**TASK STATEMENT:** Print the records below exactly as they appear.

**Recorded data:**
┏━━

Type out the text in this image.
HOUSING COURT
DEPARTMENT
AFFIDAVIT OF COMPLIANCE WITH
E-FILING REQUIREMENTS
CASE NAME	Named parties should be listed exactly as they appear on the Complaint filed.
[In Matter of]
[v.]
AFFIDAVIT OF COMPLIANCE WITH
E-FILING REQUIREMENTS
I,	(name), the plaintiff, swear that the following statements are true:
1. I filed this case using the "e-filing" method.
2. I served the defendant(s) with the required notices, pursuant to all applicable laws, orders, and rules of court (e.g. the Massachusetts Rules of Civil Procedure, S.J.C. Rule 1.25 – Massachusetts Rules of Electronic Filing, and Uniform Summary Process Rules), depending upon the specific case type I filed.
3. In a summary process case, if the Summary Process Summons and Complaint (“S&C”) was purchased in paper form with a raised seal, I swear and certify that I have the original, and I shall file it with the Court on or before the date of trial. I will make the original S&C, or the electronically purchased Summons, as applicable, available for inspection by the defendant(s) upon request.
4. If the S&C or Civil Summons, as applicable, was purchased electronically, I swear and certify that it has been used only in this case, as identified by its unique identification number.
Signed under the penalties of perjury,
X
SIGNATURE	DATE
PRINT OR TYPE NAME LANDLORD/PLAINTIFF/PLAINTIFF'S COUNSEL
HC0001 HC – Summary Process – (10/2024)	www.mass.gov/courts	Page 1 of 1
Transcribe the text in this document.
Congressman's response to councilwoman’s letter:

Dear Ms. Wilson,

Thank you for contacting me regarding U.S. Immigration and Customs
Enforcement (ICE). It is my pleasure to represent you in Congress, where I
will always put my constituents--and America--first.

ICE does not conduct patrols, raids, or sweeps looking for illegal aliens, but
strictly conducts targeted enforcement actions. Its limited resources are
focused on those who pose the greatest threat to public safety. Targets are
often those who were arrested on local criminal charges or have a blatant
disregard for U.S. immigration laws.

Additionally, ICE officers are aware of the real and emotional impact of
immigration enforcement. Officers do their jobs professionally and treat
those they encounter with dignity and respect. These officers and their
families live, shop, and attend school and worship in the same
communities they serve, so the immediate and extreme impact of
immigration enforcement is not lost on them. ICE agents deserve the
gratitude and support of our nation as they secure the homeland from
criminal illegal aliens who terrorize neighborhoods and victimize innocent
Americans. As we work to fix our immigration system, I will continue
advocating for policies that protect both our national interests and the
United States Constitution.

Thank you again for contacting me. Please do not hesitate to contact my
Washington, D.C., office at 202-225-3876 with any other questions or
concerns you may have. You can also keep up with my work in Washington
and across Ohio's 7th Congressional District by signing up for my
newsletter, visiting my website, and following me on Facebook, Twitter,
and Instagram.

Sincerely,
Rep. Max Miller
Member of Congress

┗━━

**RESULT BELOW:**
Type out the text in this image.
HOUSING COURT
DEPARTMENT
AFFIDAVIT OF COMPLIANCE WITH
E-FILING REQUIREMENTS
CASE NAME	Named parties should be listed exactly as they appear on the Complaint filed.
[In Matter of]
[v.]
AFFIDAVIT OF COMPLIANCE WITH
E-FILING REQUIREMENTS
I,	(name), the plaintiff, swear that the following statements are true:
1. I filed this case using the "e-filing" method.
2. I served the defendant(s) with the required notices, pursuant to all applicable laws, orders, and rules of court (e.g. the Massachusetts Rules of Civil Procedure, S.J.C. Rule 1.25 – Massachusetts Rules of Electronic Filing, and Uniform Summary Process Rules), depending upon the specific case type I filed.
3. In a summary process case, if the Summary Process Summons and Complaint (“S&C”) was purchased in paper form with a raised seal, I swear and certify that I have the original, and I shall file it with the Court on or before the date of trial. I will make the original S&C, or the electronically purchased Summons, as applicable, available for inspection by the defendant(s) upon request.
4. If the S&C or Civil Summons, as applicable, was purchased electronically, I swear and certify that it has been used only in this case, as identified by its unique identification number.
Signed under the penalties of perjury,
X
SIGNATURE	DATE
PRINT OR TYPE NAME LANDLORD/PLAINTIFF/PLAINTIFF'S COUNSEL
HC0001 HC – Summary Process – (10/2024)	www.mass.gov/courts	Page 1 of 1
Transcribe the text in this document.
Congressman's response to councilwoman’s letter:

Dear Ms. Wilson,

Thank you for contacting me regarding U.S. Immigration and Customs
Enforcement (ICE). It is my pleasure to represent you in Congress, where I
will always put my constituents--and America--first.

ICE does not conduct patrols, raids, or sweeps looking for illegal aliens, but
strictly conducts targeted enforcement actions. Its limited resources are
focused on those who pose the greatest threat to public safety. Targets are
often those who were arrested on local criminal charges or have a blatant
disregard for U.S. immigration laws.

Additionally, ICE officers are aware of the real and emotional impact of
immigration enforcement. Officers do their jobs professionally and treat
those they encounter with dignity and respect. These officers and their
families live, shop, and attend school and worship in the same
communities they serve, so the immediate and extreme impact of
immigration enforcement is not lost on them. ICE agents deserve the
gratitude and support of our nation as they secure the homeland from
criminal illegal aliens who terrorize neighborhoods and victimize innocent
Americans. As we work to fix our immigration system, I will continue
advocating for policies that protect both our national interests and the
United States Constitution.

Thank you again for contacting me. Please do not hesitate to contact my
Washington, D.C., office at 202-225-3876 with any other questions or
concerns you may have. You can also keep up with my work in Washington
and across Ohio's 7th Congressional District by signing up for my
newsletter, visiting my website, and following me on Facebook, Twitter,
and Instagram.

Sincerely,
Rep. Max Miller
Member of Congress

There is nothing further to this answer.